» Instructions to follow: Where a line holds the string "desde", return that line.

++++ Given records

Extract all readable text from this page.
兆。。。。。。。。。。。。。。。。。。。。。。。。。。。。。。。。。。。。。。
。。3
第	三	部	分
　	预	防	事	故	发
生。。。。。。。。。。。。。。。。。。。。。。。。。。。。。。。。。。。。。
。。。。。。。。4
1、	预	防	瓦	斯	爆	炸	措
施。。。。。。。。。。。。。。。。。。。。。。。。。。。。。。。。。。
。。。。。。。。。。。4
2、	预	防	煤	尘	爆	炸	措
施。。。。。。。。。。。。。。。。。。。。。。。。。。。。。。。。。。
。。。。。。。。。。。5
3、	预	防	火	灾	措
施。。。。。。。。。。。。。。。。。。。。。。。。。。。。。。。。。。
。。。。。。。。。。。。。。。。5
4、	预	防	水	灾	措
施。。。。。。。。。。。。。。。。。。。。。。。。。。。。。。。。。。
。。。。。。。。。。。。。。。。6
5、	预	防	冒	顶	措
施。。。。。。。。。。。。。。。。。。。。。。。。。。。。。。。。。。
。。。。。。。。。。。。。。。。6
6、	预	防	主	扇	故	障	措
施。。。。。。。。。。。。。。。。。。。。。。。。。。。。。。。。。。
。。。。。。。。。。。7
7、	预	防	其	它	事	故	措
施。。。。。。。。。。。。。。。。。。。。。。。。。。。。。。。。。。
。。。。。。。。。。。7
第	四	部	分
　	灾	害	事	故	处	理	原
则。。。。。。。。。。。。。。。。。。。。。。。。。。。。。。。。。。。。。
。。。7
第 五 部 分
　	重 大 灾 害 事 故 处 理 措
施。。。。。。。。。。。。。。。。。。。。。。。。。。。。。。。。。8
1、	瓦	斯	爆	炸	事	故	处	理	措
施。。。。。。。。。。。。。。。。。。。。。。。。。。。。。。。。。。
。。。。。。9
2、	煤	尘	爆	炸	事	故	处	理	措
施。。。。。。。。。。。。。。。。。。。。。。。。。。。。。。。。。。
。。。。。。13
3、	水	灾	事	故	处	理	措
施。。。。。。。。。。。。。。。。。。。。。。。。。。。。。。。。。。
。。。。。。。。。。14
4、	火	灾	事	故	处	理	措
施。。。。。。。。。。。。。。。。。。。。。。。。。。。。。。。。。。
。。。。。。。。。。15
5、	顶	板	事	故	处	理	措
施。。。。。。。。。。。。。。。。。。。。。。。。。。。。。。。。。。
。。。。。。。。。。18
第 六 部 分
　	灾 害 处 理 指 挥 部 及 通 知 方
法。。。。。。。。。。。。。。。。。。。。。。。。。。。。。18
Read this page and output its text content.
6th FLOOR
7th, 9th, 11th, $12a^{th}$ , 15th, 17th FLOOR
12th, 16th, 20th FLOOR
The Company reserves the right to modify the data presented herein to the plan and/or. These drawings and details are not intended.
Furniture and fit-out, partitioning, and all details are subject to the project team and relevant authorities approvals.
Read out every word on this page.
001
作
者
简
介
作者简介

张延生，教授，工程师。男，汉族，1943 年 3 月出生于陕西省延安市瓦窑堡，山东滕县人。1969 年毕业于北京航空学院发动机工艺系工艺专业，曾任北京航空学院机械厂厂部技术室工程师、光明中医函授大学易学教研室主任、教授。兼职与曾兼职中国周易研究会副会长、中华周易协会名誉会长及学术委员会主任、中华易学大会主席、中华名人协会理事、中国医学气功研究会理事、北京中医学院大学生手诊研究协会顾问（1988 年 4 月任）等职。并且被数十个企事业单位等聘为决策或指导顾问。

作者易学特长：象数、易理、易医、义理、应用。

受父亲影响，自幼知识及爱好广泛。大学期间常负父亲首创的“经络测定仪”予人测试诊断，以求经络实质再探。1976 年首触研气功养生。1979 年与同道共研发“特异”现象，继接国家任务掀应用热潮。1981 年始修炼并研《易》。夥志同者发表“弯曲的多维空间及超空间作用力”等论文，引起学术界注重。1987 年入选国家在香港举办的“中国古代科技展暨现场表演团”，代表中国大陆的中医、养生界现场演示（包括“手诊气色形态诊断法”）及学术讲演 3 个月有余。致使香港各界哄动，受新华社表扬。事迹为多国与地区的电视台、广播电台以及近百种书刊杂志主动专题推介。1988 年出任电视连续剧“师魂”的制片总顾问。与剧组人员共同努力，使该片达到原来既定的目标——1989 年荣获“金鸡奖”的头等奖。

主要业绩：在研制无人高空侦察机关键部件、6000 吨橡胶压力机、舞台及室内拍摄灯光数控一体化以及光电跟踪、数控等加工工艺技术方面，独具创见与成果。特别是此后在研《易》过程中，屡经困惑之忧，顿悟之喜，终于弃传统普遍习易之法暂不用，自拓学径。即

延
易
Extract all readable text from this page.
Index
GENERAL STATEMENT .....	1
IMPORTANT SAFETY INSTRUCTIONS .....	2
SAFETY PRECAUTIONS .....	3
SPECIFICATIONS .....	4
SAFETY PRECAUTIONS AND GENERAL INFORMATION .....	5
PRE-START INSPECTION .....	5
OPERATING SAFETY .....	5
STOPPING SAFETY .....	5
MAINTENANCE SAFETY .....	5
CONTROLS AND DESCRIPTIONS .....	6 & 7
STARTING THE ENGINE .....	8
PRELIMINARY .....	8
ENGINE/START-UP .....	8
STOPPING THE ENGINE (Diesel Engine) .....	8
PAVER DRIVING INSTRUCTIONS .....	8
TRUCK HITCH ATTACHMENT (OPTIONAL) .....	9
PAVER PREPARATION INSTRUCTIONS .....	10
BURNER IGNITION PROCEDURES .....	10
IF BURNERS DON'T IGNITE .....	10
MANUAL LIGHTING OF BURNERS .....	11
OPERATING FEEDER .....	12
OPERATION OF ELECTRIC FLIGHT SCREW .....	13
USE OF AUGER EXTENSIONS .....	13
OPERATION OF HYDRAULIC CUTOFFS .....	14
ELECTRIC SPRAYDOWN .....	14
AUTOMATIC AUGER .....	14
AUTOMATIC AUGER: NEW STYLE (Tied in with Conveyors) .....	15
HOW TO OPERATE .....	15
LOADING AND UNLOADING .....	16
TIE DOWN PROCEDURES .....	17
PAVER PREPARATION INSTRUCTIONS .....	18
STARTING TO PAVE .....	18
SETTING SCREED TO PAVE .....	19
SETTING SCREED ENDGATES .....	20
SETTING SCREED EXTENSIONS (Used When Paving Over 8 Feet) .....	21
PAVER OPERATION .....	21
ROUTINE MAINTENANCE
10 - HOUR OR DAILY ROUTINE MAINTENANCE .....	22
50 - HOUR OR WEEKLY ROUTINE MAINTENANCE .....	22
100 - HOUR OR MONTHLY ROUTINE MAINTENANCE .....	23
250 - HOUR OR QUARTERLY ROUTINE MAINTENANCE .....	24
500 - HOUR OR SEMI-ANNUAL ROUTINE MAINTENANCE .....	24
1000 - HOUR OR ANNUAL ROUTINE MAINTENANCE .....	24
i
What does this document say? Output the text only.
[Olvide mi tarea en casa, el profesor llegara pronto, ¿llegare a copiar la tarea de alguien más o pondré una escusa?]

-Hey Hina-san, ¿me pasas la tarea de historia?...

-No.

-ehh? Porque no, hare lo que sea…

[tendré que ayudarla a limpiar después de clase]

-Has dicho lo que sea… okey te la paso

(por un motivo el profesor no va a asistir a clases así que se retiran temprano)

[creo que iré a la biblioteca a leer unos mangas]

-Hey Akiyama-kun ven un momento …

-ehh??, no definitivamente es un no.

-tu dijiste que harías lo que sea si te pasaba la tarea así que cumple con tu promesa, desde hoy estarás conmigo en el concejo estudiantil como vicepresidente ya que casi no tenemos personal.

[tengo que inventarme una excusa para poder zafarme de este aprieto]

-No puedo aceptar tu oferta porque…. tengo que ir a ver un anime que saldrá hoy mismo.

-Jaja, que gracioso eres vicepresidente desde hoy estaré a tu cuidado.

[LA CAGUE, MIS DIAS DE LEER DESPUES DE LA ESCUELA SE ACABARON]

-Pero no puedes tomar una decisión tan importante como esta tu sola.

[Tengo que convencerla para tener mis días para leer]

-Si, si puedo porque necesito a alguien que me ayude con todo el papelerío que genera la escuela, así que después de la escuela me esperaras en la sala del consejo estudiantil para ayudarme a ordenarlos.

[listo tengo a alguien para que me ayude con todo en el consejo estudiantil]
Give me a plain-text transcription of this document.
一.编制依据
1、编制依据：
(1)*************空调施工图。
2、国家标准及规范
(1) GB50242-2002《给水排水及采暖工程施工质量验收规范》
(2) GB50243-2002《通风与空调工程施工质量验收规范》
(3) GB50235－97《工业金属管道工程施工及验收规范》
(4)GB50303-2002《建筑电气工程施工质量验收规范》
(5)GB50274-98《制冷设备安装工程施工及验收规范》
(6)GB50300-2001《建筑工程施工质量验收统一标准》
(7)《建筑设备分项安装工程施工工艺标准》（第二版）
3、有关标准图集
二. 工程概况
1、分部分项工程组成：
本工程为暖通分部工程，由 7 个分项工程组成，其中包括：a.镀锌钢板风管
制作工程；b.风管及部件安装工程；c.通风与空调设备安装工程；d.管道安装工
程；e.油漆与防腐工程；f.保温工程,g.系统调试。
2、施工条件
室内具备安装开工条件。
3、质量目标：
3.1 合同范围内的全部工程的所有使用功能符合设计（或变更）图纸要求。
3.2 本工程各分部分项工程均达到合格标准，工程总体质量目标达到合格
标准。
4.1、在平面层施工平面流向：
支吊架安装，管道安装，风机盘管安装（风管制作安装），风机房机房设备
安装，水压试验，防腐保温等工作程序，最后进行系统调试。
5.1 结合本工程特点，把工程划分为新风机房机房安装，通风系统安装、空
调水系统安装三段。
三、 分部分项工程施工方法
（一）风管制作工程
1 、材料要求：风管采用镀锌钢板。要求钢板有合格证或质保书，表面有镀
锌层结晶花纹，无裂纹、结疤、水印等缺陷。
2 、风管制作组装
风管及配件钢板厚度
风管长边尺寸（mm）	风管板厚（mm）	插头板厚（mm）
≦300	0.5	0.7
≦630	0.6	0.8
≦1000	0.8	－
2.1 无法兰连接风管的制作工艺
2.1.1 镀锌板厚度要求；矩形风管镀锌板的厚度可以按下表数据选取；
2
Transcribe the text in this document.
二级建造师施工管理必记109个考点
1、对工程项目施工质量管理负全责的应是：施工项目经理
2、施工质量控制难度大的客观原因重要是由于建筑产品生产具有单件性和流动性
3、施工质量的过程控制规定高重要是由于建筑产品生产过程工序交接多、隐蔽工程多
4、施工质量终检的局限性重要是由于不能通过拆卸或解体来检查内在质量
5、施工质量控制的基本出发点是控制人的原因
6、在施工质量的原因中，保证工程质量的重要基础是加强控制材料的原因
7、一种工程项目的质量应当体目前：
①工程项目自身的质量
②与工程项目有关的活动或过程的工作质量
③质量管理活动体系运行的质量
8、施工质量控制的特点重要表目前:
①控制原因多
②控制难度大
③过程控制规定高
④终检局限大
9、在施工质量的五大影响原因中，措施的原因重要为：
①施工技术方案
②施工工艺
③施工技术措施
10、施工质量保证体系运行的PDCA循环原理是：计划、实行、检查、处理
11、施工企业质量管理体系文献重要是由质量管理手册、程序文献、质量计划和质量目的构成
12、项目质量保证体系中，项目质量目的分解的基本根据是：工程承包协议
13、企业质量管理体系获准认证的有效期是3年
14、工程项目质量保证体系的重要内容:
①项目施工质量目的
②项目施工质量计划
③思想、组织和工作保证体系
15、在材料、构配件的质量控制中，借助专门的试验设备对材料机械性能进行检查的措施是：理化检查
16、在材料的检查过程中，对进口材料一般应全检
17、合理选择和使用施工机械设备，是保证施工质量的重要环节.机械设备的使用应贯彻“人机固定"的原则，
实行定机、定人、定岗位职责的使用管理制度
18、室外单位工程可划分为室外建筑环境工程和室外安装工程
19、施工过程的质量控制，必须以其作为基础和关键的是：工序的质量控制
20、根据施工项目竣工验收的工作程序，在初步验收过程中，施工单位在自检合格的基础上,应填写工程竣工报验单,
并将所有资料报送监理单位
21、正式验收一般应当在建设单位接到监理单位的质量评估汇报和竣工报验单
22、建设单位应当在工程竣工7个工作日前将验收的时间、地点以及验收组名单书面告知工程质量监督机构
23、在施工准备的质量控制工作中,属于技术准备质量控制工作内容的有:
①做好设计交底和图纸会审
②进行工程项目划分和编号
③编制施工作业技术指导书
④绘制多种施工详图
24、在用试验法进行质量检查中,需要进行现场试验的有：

++++++++

» Expected answer:
-tu dijiste que harías lo que sea si te pasaba la tarea así que cumple con tu promesa, desde hoy estarás conmigo en el concejo estudiantil como vicepresidente ya que casi no tenemos personal.
-Jaja, que gracioso eres vicepresidente desde hoy estaré a tu cuidado.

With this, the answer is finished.